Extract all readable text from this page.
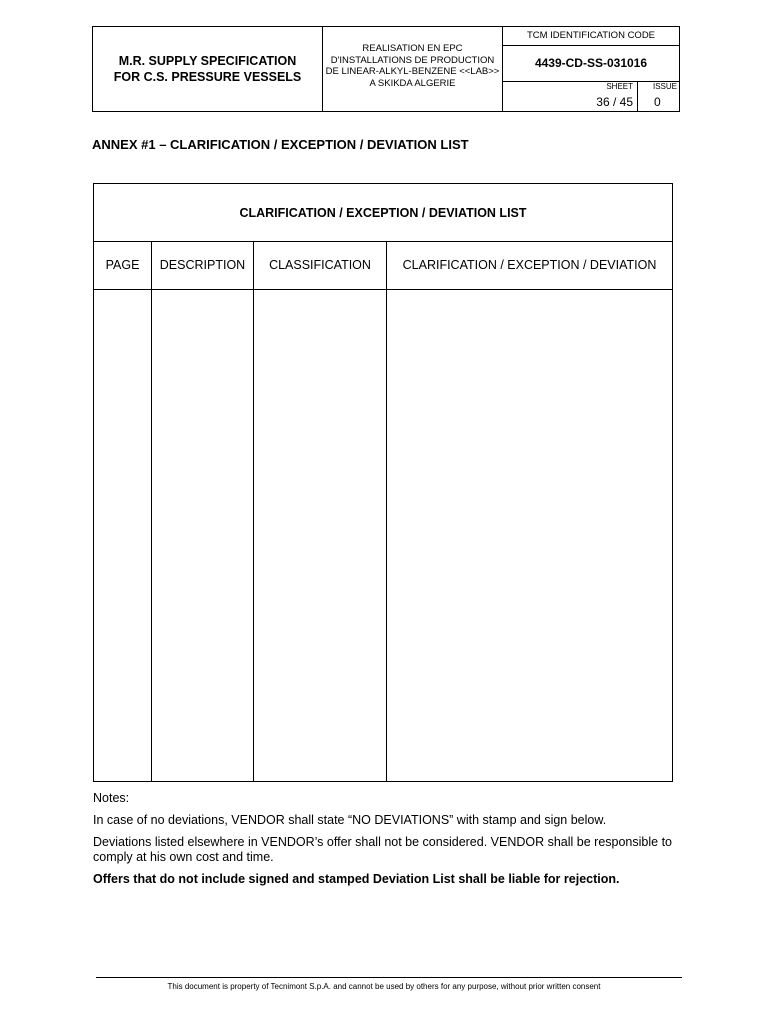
M.R. SUPPLY SPECIFICATION
FOR C.S. PRESSURE VESSELS
REALISATION EN EPC
D'INSTALLATIONS DE PRODUCTION
DE LINEAR-ALKYL-BENZENE <<LAB>>
A SKIKDA ALGERIE
TCM IDENTIFICATION CODE
4439-CD-SS-031016
SHEET
36 / 45
ISSUE
0
ANNEX #1 – CLARIFICATION / EXCEPTION / DEVIATION LIST
CLARIFICATION / EXCEPTION / DEVIATION LIST
PAGE	DESCRIPTION	CLASSIFICATION	CLARIFICATION / EXCEPTION / DEVIATION

Notes:

In case of no deviations, VENDOR shall state “NO DEVIATIONS” with stamp and sign below.

Deviations listed elsewhere in VENDOR’s offer shall not be considered. VENDOR shall be responsible to comply at his own cost and time.

Offers that do not include signed and stamped Deviation List shall be liable for rejection.

This document is property of Tecnimont S.p.A. and cannot be used by others for any purpose, without prior written consent
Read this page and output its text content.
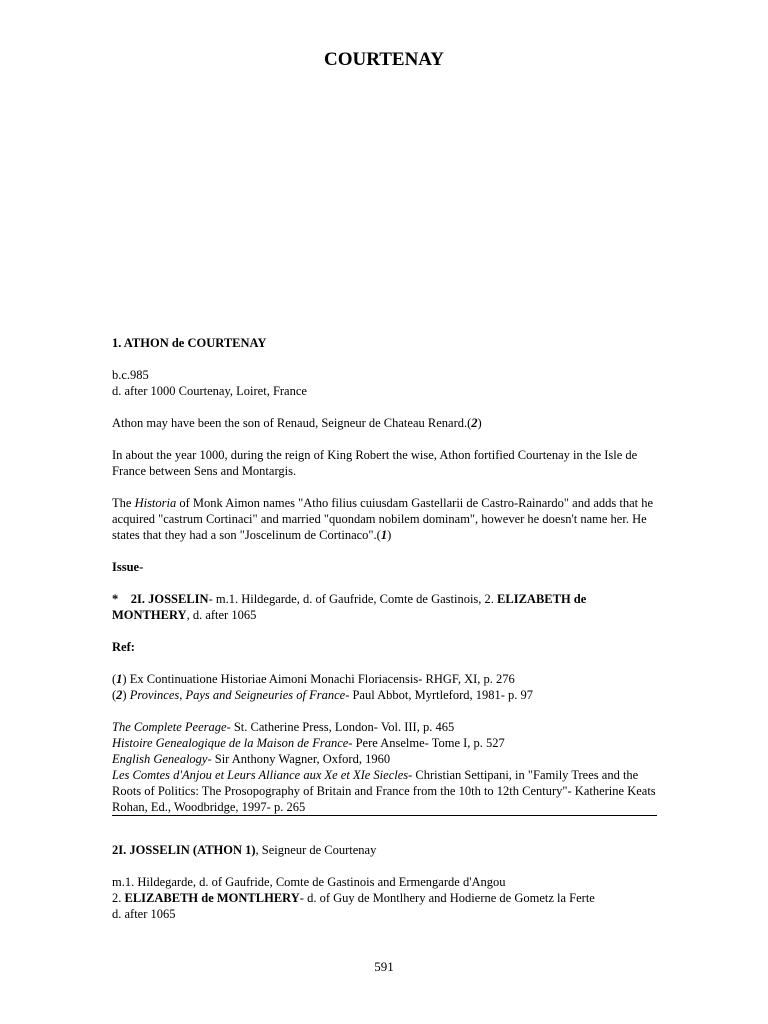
COURTENAY

1. ATHON de COURTENAY

b.c.985

d. after 1000 Courtenay, Loiret, France

Athon may have been the son of Renaud, Seigneur de Chateau Renard.(2)

In about the year 1000, during the reign of King Robert the wise, Athon fortified Courtenay in the Isle de France between Sens and Montargis.

The Historia of Monk Aimon names "Atho filius cuiusdam Gastellarii de Castro-Rainardo" and adds that he acquired "castrum Cortinaci" and married "quondam nobilem dominam", however he doesn't name her. He states that they had a son "Joscelinum de Cortinaco".(1)

Issue-

* 2I. JOSSELIN- m.1. Hildegarde, d. of Gaufride, Comte de Gastinois, 2. ELIZABETH de MONTHERY, d. after 1065

Ref:

(1) Ex Continuatione Historiae Aimoni Monachi Floriacensis- RHGF, XI, p. 276

(2) Provinces, Pays and Seigneuries of France- Paul Abbot, Myrtleford, 1981- p. 97

The Complete Peerage- St. Catherine Press, London- Vol. III, p. 465

Histoire Genealogique de la Maison de France- Pere Anselme- Tome I, p. 527

English Genealogy- Sir Anthony Wagner, Oxford, 1960

Les Comtes d'Anjou et Leurs Alliance aux Xe et XIe Siecles- Christian Settipani, in "Family Trees and the Roots of Politics: The Prosopography of Britain and France from the 10th to 12th Century"- Katherine Keats Rohan, Ed., Woodbridge, 1997- p. 265

2I. JOSSELIN (ATHON 1), Seigneur de Courtenay

m.1. Hildegarde, d. of Gaufride, Comte de Gastinois and Ermengarde d'Angou

2. ELIZABETH de MONTLHERY- d. of Guy de Montlhery and Hodierne de Gometz la Ferte

d. after 1065

591
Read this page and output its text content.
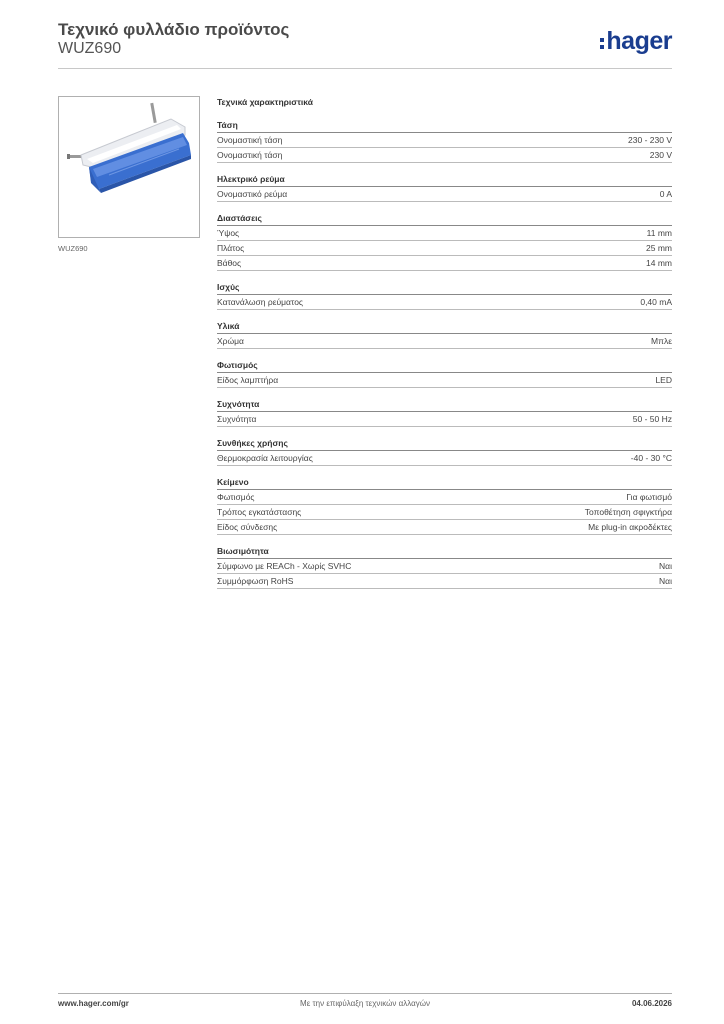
Τεχνικό φυλλάδιο προϊόντος
WUZ690	hager
WUZ690
Τεχνικά χαρακτηριστικά
Τάση
Ονομαστική τάση	230 - 230 V
Ονομαστική τάση	230 V
Ηλεκτρικό ρεύμα
Ονομαστικό ρεύμα	0 A
Διαστάσεις
Ύψος	11 mm
Πλάτος	25 mm
Βάθος	14 mm
Ισχύς
Κατανάλωση ρεύματος	0,40 mA
Υλικά
Χρώμα	Μπλε
Φωτισμός
Είδος λαμπτήρα	LED
Συχνότητα
Συχνότητα	50 - 50 Hz
Συνθήκες χρήσης
Θερμοκρασία λειτουργίας	-40 - 30 °C
Κείμενο
Φωτισμός	Για φωτισμό
Τρόπος εγκατάστασης	Τοποθέτηση σφιγκτήρα
Είδος σύνδεσης	Με plug-in ακροδέκτες
Βιωσιμότητα
Σύμφωνο με REACh - Χωρίς SVHC	Ναι
Συμμόρφωση RoHS	Ναι
www.hager.com/gr	Με την επιφύλαξη τεχνικών αλλαγών	04.06.2026
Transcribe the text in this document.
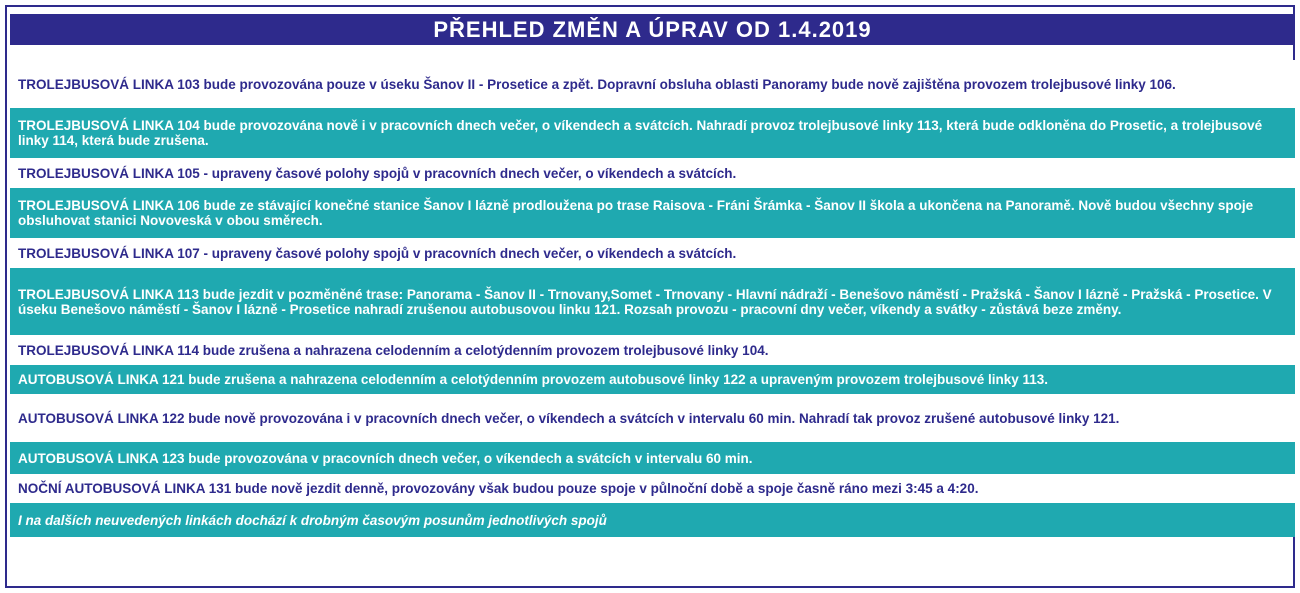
PŘEHLED ZMĚN A ÚPRAV OD 1.4.2019
TROLEJBUSOVÁ LINKA 103 bude provozována pouze v úseku Šanov II - Prosetice a zpět. Dopravní obsluha oblasti Panoramy bude nově zajištěna provozem trolejbusové linky 106.
TROLEJBUSOVÁ LINKA 104 bude provozována nově i v pracovních dnech večer, o víkendech a svátcích. Nahradí provoz trolejbusové linky 113, která bude odkloněna do Prosetic, a trolejbusové linky 114, která bude zrušena.
TROLEJBUSOVÁ LINKA 105 - upraveny časové polohy spojů v pracovních dnech večer, o víkendech a svátcích.
TROLEJBUSOVÁ LINKA 106 bude ze stávající konečné stanice Šanov I lázně prodloužena po trase Raisova - Fráni Šrámka - Šanov II škola a ukončena na Panoramě. Nově budou všechny spoje obsluhovat stanici Novoveská v obou směrech.
TROLEJBUSOVÁ LINKA 107 - upraveny časové polohy spojů v pracovních dnech večer, o víkendech a svátcích.
TROLEJBUSOVÁ LINKA 113 bude jezdit v pozměněné trase: Panorama - Šanov II - Trnovany,Somet - Trnovany - Hlavní nádraží - Benešovo náměstí - Pražská - Šanov I lázně - Pražská - Prosetice. V úseku Benešovo náměstí - Šanov I lázně - Prosetice nahradí zrušenou autobusovou linku 121. Rozsah provozu - pracovní dny večer, víkendy a svátky - zůstává beze změny.
TROLEJBUSOVÁ LINKA 114 bude zrušena a nahrazena celodenním a celotýdenním provozem trolejbusové linky 104.
AUTOBUSOVÁ LINKA 121 bude zrušena a nahrazena celodenním a celotýdenním provozem autobusové linky 122 a upraveným provozem trolejbusové linky 113.
AUTOBUSOVÁ LINKA 122 bude nově provozována i v pracovních dnech večer, o víkendech a svátcích v intervalu 60 min. Nahradí tak provoz zrušené autobusové linky 121.
AUTOBUSOVÁ LINKA 123 bude provozována v pracovních dnech večer, o víkendech a svátcích v intervalu 60 min.
NOČNÍ AUTOBUSOVÁ LINKA 131 bude nově jezdit denně, provozovány však budou pouze spoje v půlnoční době a spoje časně ráno mezi 3:45 a 4:20.
I na dalších neuvedených linkách dochází k drobným časovým posunům jednotlivých spojů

########

(What is needed): Copy every record character for character. Skip the pictures.

(Exercise response):
Extract all readable text from this page.
M.R. SUPPLY SPECIFICATION
FOR C.S. PRESSURE VESSELS
REALISATION EN EPC
D'INSTALLATIONS DE PRODUCTION
DE LINEAR-ALKYL-BENZENE <<LAB>>
A SKIKDA ALGERIE
TCM IDENTIFICATION CODE
4439-CD-SS-031016
SHEET
36 / 45
ISSUE
0
ANNEX #1 – CLARIFICATION / EXCEPTION / DEVIATION LIST
CLARIFICATION / EXCEPTION / DEVIATION LIST
PAGE	DESCRIPTION	CLASSIFICATION	CLARIFICATION / EXCEPTION / DEVIATION

Notes:

In case of no deviations, VENDOR shall state “NO DEVIATIONS” with stamp and sign below.

Deviations listed elsewhere in VENDOR’s offer shall not be considered. VENDOR shall be responsible to comply at his own cost and time.

Offers that do not include signed and stamped Deviation List shall be liable for rejection.

This document is property of Tecnimont S.p.A. and cannot be used by others for any purpose, without prior written consent
Read this page and output its text content.
COURTENAY

1. ATHON de COURTENAY

b.c.985

d. after 1000 Courtenay, Loiret, France

Athon may have been the son of Renaud, Seigneur de Chateau Renard.(2)

In about the year 1000, during the reign of King Robert the wise, Athon fortified Courtenay in the Isle de France between Sens and Montargis.

The Historia of Monk Aimon names "Atho filius cuiusdam Gastellarii de Castro-Rainardo" and adds that he acquired "castrum Cortinaci" and married "quondam nobilem dominam", however he doesn't name her. He states that they had a son "Joscelinum de Cortinaco".(1)

Issue-

* 2I. JOSSELIN- m.1. Hildegarde, d. of Gaufride, Comte de Gastinois, 2. ELIZABETH de MONTHERY, d. after 1065

Ref:

(1) Ex Continuatione Historiae Aimoni Monachi Floriacensis- RHGF, XI, p. 276

(2) Provinces, Pays and Seigneuries of France- Paul Abbot, Myrtleford, 1981- p. 97

The Complete Peerage- St. Catherine Press, London- Vol. III, p. 465

Histoire Genealogique de la Maison de France- Pere Anselme- Tome I, p. 527

English Genealogy- Sir Anthony Wagner, Oxford, 1960

Les Comtes d'Anjou et Leurs Alliance aux Xe et XIe Siecles- Christian Settipani, in "Family Trees and the Roots of Politics: The Prosopography of Britain and France from the 10th to 12th Century"- Katherine Keats Rohan, Ed., Woodbridge, 1997- p. 265

2I. JOSSELIN (ATHON 1), Seigneur de Courtenay

m.1. Hildegarde, d. of Gaufride, Comte de Gastinois and Ermengarde d'Angou

2. ELIZABETH de MONTLHERY- d. of Guy de Montlhery and Hodierne de Gometz la Ferte

d. after 1065

591
Read this page and output its text content.
Τεχνικό φυλλάδιο προϊόντος
WUZ690	hager
WUZ690
Τεχνικά χαρακτηριστικά
Τάση
Ονομαστική τάση	230 - 230 V
Ονομαστική τάση	230 V
Ηλεκτρικό ρεύμα
Ονομαστικό ρεύμα	0 A
Διαστάσεις
Ύψος	11 mm
Πλάτος	25 mm
Βάθος	14 mm
Ισχύς
Κατανάλωση ρεύματος	0,40 mA
Υλικά
Χρώμα	Μπλε
Φωτισμός
Είδος λαμπτήρα	LED
Συχνότητα
Συχνότητα	50 - 50 Hz
Συνθήκες χρήσης
Θερμοκρασία λειτουργίας	-40 - 30 °C
Κείμενο
Φωτισμός	Για φωτισμό
Τρόπος εγκατάστασης	Τοποθέτηση σφιγκτήρα
Είδος σύνδεσης	Με plug-in ακροδέκτες
Βιωσιμότητα
Σύμφωνο με REACh - Χωρίς SVHC	Ναι
Συμμόρφωση RoHS	Ναι
www.hager.com/gr	Με την επιφύλαξη τεχνικών αλλαγών	04.06.2026
Transcribe the text in this document.
PŘEHLED ZMĚN A ÚPRAV OD 1.4.2019
TROLEJBUSOVÁ LINKA 103 bude provozována pouze v úseku Šanov II - Prosetice a zpět. Dopravní obsluha oblasti Panoramy bude nově zajištěna provozem trolejbusové linky 106.
TROLEJBUSOVÁ LINKA 104 bude provozována nově i v pracovních dnech večer, o víkendech a svátcích. Nahradí provoz trolejbusové linky 113, která bude odkloněna do Prosetic, a trolejbusové linky 114, která bude zrušena.
TROLEJBUSOVÁ LINKA 105 - upraveny časové polohy spojů v pracovních dnech večer, o víkendech a svátcích.
TROLEJBUSOVÁ LINKA 106 bude ze stávající konečné stanice Šanov I lázně prodloužena po trase Raisova - Fráni Šrámka - Šanov II škola a ukončena na Panoramě. Nově budou všechny spoje obsluhovat stanici Novoveská v obou směrech.
TROLEJBUSOVÁ LINKA 107 - upraveny časové polohy spojů v pracovních dnech večer, o víkendech a svátcích.
TROLEJBUSOVÁ LINKA 113 bude jezdit v pozměněné trase: Panorama - Šanov II - Trnovany,Somet - Trnovany - Hlavní nádraží - Benešovo náměstí - Pražská - Šanov I lázně - Pražská - Prosetice. V úseku Benešovo náměstí - Šanov I lázně - Prosetice nahradí zrušenou autobusovou linku 121. Rozsah provozu - pracovní dny večer, víkendy a svátky - zůstává beze změny.
TROLEJBUSOVÁ LINKA 114 bude zrušena a nahrazena celodenním a celotýdenním provozem trolejbusové linky 104.
AUTOBUSOVÁ LINKA 121 bude zrušena a nahrazena celodenním a celotýdenním provozem autobusové linky 122 a upraveným provozem trolejbusové linky 113.
AUTOBUSOVÁ LINKA 122 bude nově provozována i v pracovních dnech večer, o víkendech a svátcích v intervalu 60 min. Nahradí tak provoz zrušené autobusové linky 121.
AUTOBUSOVÁ LINKA 123 bude provozována v pracovních dnech večer, o víkendech a svátcích v intervalu 60 min.
NOČNÍ AUTOBUSOVÁ LINKA 131 bude nově jezdit denně, provozovány však budou pouze spoje v půlnoční době a spoje časně ráno mezi 3:45 a 4:20.
I na dalších neuvedených linkách dochází k drobným časovým posunům jednotlivých spojů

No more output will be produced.